What you will do: Reproduce all entries word for word.
═══
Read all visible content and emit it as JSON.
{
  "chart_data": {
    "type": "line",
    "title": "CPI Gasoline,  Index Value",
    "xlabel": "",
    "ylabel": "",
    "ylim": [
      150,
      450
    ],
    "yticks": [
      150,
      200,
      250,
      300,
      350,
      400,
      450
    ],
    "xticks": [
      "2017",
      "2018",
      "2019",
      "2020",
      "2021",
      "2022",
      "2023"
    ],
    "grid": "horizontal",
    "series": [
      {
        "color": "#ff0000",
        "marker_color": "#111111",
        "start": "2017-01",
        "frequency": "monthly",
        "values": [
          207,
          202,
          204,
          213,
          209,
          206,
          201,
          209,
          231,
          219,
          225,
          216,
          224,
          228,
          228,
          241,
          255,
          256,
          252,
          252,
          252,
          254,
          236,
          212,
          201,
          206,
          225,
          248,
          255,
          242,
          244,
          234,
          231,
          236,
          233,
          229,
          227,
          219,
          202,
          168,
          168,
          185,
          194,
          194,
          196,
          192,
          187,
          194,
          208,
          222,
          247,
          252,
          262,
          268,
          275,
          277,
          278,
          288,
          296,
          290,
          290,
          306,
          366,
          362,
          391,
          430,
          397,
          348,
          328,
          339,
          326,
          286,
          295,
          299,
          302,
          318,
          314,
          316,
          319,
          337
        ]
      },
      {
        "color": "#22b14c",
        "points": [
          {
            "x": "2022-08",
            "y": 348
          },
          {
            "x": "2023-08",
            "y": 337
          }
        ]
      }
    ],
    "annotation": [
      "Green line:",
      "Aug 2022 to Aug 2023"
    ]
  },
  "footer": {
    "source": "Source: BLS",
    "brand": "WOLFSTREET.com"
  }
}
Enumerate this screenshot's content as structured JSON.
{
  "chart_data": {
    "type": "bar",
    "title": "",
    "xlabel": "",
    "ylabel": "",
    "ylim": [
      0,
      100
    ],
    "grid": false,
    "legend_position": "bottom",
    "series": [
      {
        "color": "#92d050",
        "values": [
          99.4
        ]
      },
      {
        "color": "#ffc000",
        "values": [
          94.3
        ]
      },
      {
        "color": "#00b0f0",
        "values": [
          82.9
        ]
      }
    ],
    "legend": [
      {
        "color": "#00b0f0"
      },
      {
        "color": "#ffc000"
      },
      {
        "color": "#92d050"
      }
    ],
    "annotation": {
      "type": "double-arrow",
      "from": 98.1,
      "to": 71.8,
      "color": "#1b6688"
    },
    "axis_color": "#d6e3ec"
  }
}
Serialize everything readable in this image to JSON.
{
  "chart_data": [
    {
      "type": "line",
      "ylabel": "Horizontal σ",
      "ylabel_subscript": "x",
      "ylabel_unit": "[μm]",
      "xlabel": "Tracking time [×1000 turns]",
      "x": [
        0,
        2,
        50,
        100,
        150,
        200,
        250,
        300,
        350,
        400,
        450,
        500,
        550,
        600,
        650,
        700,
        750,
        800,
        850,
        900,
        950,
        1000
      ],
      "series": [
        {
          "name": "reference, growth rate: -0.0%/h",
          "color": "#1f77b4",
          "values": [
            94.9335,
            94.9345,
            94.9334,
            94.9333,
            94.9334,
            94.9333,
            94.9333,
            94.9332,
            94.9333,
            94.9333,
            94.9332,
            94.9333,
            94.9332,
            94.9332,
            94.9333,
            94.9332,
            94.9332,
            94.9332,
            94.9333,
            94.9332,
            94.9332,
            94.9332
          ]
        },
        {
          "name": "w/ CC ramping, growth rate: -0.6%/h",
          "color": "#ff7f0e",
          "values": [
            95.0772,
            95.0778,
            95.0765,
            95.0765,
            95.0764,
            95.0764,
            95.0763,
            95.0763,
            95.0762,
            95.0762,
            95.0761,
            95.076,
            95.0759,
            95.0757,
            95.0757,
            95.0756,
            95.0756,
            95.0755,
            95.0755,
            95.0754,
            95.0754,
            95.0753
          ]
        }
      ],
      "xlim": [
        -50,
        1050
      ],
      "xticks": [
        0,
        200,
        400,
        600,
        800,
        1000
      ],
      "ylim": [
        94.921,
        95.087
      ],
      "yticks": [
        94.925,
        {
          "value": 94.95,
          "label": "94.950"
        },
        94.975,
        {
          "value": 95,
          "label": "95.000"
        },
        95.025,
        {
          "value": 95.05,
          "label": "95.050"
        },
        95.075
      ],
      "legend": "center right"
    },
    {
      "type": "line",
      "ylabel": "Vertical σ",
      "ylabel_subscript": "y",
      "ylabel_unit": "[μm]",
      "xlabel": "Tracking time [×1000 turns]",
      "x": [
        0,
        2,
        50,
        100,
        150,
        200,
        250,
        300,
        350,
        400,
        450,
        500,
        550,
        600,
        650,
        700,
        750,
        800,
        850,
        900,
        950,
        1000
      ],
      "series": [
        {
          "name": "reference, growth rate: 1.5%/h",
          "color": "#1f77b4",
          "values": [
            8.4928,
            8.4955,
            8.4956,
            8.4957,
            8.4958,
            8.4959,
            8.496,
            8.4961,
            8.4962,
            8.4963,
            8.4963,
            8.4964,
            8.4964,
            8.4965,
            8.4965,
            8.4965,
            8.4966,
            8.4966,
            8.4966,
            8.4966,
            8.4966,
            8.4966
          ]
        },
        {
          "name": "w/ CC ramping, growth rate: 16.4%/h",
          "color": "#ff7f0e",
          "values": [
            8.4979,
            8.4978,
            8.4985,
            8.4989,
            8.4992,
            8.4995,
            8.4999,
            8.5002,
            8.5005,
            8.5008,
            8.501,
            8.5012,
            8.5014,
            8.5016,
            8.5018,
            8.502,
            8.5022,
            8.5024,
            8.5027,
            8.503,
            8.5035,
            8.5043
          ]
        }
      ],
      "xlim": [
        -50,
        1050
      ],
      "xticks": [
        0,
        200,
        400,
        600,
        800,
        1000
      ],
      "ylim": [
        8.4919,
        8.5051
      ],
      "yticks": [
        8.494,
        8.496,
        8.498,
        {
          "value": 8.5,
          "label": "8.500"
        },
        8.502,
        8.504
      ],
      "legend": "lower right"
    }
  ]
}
═══
Exercise solution:
Read all visible content and emit it as JSON.
{
  "chart_data": {
    "type": "line",
    "title": "CPI Gasoline,  Index Value",
    "xlabel": "",
    "ylabel": "",
    "ylim": [
      150,
      450
    ],
    "yticks": [
      150,
      200,
      250,
      300,
      350,
      400,
      450
    ],
    "xticks": [
      "2017",
      "2018",
      "2019",
      "2020",
      "2021",
      "2022",
      "2023"
    ],
    "grid": "horizontal",
    "series": [
      {
        "color": "#ff0000",
        "marker_color": "#111111",
        "start": "2017-01",
        "frequency": "monthly",
        "values": [
          207,
          202,
          204,
          213,
          209,
          206,
          201,
          209,
          231,
          219,
          225,
          216,
          224,
          228,
          228,
          241,
          255,
          256,
          252,
          252,
          252,
          254,
          236,
          212,
          201,
          206,
          225,
          248,
          255,
          242,
          244,
          234,
          231,
          236,
          233,
          229,
          227,
          219,
          202,
          168,
          168,
          185,
          194,
          194,
          196,
          192,
          187,
          194,
          208,
          222,
          247,
          252,
          262,
          268,
          275,
          277,
          278,
          288,
          296,
          290,
          290,
          306,
          366,
          362,
          391,
          430,
          397,
          348,
          328,
          339,
          326,
          286,
          295,
          299,
          302,
          318,
          314,
          316,
          319,
          337
        ]
      },
      {
        "color": "#22b14c",
        "points": [
          {
            "x": "2022-08",
            "y": 348
          },
          {
            "x": "2023-08",
            "y": 337
          }
        ]
      }
    ],
    "annotation": [
      "Green line:",
      "Aug 2022 to Aug 2023"
    ]
  },
  "footer": {
    "source": "Source: BLS",
    "brand": "WOLFSTREET.com"
  }
}
Enumerate this screenshot's content as structured JSON.
{
  "chart_data": {
    "type": "bar",
    "title": "",
    "xlabel": "",
    "ylabel": "",
    "ylim": [
      0,
      100
    ],
    "grid": false,
    "legend_position": "bottom",
    "series": [
      {
        "color": "#92d050",
        "values": [
          99.4
        ]
      },
      {
        "color": "#ffc000",
        "values": [
          94.3
        ]
      },
      {
        "color": "#00b0f0",
        "values": [
          82.9
        ]
      }
    ],
    "legend": [
      {
        "color": "#00b0f0"
      },
      {
        "color": "#ffc000"
      },
      {
        "color": "#92d050"
      }
    ],
    "annotation": {
      "type": "double-arrow",
      "from": 98.1,
      "to": 71.8,
      "color": "#1b6688"
    },
    "axis_color": "#d6e3ec"
  }
}
Serialize everything readable in this image to JSON.
{
  "chart_data": [
    {
      "type": "line",
      "ylabel": "Horizontal σ",
      "ylabel_subscript": "x",
      "ylabel_unit": "[μm]",
      "xlabel": "Tracking time [×1000 turns]",
      "x": [
        0,
        2,
        50,
        100,
        150,
        200,
        250,
        300,
        350,
        400,
        450,
        500,
        550,
        600,
        650,
        700,
        750,
        800,
        850,
        900,
        950,
        1000
      ],
      "series": [
        {
          "name": "reference, growth rate: -0.0%/h",
          "color": "#1f77b4",
          "values": [
            94.9335,
            94.9345,
            94.9334,
            94.9333,
            94.9334,
            94.9333,
            94.9333,
            94.9332,
            94.9333,
            94.9333,
            94.9332,
            94.9333,
            94.9332,
            94.9332,
            94.9333,
            94.9332,
            94.9332,
            94.9332,
            94.9333,
            94.9332,
            94.9332,
            94.9332
          ]
        },
        {
          "name": "w/ CC ramping, growth rate: -0.6%/h",
          "color": "#ff7f0e",
          "values": [
            95.0772,
            95.0778,
            95.0765,
            95.0765,
            95.0764,
            95.0764,
            95.0763,
            95.0763,
            95.0762,
            95.0762,
            95.0761,
            95.076,
            95.0759,
            95.0757,
            95.0757,
            95.0756,
            95.0756,
            95.0755,
            95.0755,
            95.0754,
            95.0754,
            95.0753
          ]
        }
      ],
      "xlim": [
        -50,
        1050
      ],
      "xticks": [
        0,
        200,
        400,
        600,
        800,
        1000
      ],
      "ylim": [
        94.921,
        95.087
      ],
      "yticks": [
        94.925,
        {
          "value": 94.95,
          "label": "94.950"
        },
        94.975,
        {
          "value": 95,
          "label": "95.000"
        },
        95.025,
        {
          "value": 95.05,
          "label": "95.050"
        },
        95.075
      ],
      "legend": "center right"
    },
    {
      "type": "line",
      "ylabel": "Vertical σ",
      "ylabel_subscript": "y",
      "ylabel_unit": "[μm]",
      "xlabel": "Tracking time [×1000 turns]",
      "x": [
        0,
        2,
        50,
        100,
        150,
        200,
        250,
        300,
        350,
        400,
        450,
        500,
        550,
        600,
        650,
        700,
        750,
        800,
        850,
        900,
        950,
        1000
      ],
      "series": [
        {
          "name": "reference, growth rate: 1.5%/h",
          "color": "#1f77b4",
          "values": [
            8.4928,
            8.4955,
            8.4956,
            8.4957,
            8.4958,
            8.4959,
            8.496,
            8.4961,
            8.4962,
            8.4963,
            8.4963,
            8.4964,
            8.4964,
            8.4965,
            8.4965,
            8.4965,
            8.4966,
            8.4966,
            8.4966,
            8.4966,
            8.4966,
            8.4966
          ]
        },
        {
          "name": "w/ CC ramping, growth rate: 16.4%/h",
          "color": "#ff7f0e",
          "values": [
            8.4979,
            8.4978,
            8.4985,
            8.4989,
            8.4992,
            8.4995,
            8.4999,
            8.5002,
            8.5005,
            8.5008,
            8.501,
            8.5012,
            8.5014,
            8.5016,
            8.5018,
            8.502,
            8.5022,
            8.5024,
            8.5027,
            8.503,
            8.5035,
            8.5043
          ]
        }
      ],
      "xlim": [
        -50,
        1050
      ],
      "xticks": [
        0,
        200,
        400,
        600,
        800,
        1000
      ],
      "ylim": [
        8.4919,
        8.5051
      ],
      "yticks": [
        8.494,
        8.496,
        8.498,
        {
          "value": 8.5,
          "label": "8.500"
        },
        8.502,
        8.504
      ],
      "legend": "lower right"
    }
  ]
}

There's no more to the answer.